● Short exercise:
Transcribe all of the records word for word, but omit the pictures.
--- Information given ---
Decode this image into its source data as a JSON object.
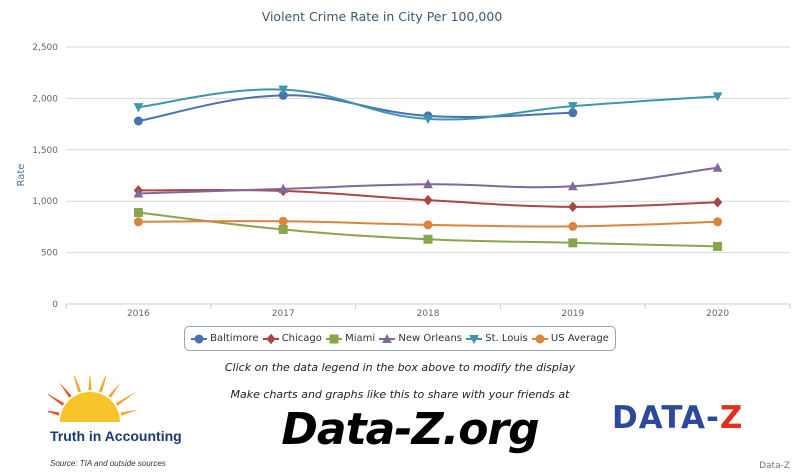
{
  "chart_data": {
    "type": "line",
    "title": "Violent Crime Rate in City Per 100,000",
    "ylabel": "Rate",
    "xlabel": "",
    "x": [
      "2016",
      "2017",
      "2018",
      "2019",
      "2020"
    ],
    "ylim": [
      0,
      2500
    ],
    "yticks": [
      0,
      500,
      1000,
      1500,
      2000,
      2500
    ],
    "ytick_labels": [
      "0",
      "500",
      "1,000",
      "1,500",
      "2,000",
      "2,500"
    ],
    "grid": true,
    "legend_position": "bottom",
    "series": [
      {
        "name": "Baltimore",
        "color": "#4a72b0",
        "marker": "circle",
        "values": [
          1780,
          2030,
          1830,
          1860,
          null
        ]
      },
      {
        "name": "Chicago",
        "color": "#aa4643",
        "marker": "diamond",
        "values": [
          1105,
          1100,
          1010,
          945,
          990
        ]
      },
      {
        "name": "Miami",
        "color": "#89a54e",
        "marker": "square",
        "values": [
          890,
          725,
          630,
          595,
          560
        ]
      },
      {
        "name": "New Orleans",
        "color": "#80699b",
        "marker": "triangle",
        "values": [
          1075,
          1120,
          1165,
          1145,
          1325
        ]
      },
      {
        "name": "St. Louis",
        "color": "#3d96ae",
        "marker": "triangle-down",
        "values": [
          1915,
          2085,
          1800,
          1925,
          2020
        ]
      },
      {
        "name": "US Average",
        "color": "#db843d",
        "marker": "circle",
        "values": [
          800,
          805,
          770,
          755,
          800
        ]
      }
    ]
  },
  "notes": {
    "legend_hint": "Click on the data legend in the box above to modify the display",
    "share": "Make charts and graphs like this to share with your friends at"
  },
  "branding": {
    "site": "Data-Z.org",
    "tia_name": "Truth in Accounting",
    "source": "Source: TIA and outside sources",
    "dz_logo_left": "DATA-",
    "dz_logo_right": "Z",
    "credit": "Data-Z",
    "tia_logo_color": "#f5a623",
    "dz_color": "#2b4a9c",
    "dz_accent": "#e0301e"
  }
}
---
● Task result:
Decode this image into its source data as a JSON object.
{
  "chart_data": {
    "type": "line",
    "title": "Violent Crime Rate in City Per 100,000",
    "ylabel": "Rate",
    "xlabel": "",
    "x": [
      "2016",
      "2017",
      "2018",
      "2019",
      "2020"
    ],
    "ylim": [
      0,
      2500
    ],
    "yticks": [
      0,
      500,
      1000,
      1500,
      2000,
      2500
    ],
    "ytick_labels": [
      "0",
      "500",
      "1,000",
      "1,500",
      "2,000",
      "2,500"
    ],
    "grid": true,
    "legend_position": "bottom",
    "series": [
      {
        "name": "Baltimore",
        "color": "#4a72b0",
        "marker": "circle",
        "values": [
          1780,
          2030,
          1830,
          1860,
          null
        ]
      },
      {
        "name": "Chicago",
        "color": "#aa4643",
        "marker": "diamond",
        "values": [
          1105,
          1100,
          1010,
          945,
          990
        ]
      },
      {
        "name": "Miami",
        "color": "#89a54e",
        "marker": "square",
        "values": [
          890,
          725,
          630,
          595,
          560
        ]
      },
      {
        "name": "New Orleans",
        "color": "#80699b",
        "marker": "triangle",
        "values": [
          1075,
          1120,
          1165,
          1145,
          1325
        ]
      },
      {
        "name": "St. Louis",
        "color": "#3d96ae",
        "marker": "triangle-down",
        "values": [
          1915,
          2085,
          1800,
          1925,
          2020
        ]
      },
      {
        "name": "US Average",
        "color": "#db843d",
        "marker": "circle",
        "values": [
          800,
          805,
          770,
          755,
          800
        ]
      }
    ]
  },
  "notes": {
    "legend_hint": "Click on the data legend in the box above to modify the display",
    "share": "Make charts and graphs like this to share with your friends at"
  },
  "branding": {
    "site": "Data-Z.org",
    "tia_name": "Truth in Accounting",
    "source": "Source: TIA and outside sources",
    "dz_logo_left": "DATA-",
    "dz_logo_right": "Z",
    "credit": "Data-Z",
    "tia_logo_color": "#f5a623",
    "dz_color": "#2b4a9c",
    "dz_accent": "#e0301e"
  }
}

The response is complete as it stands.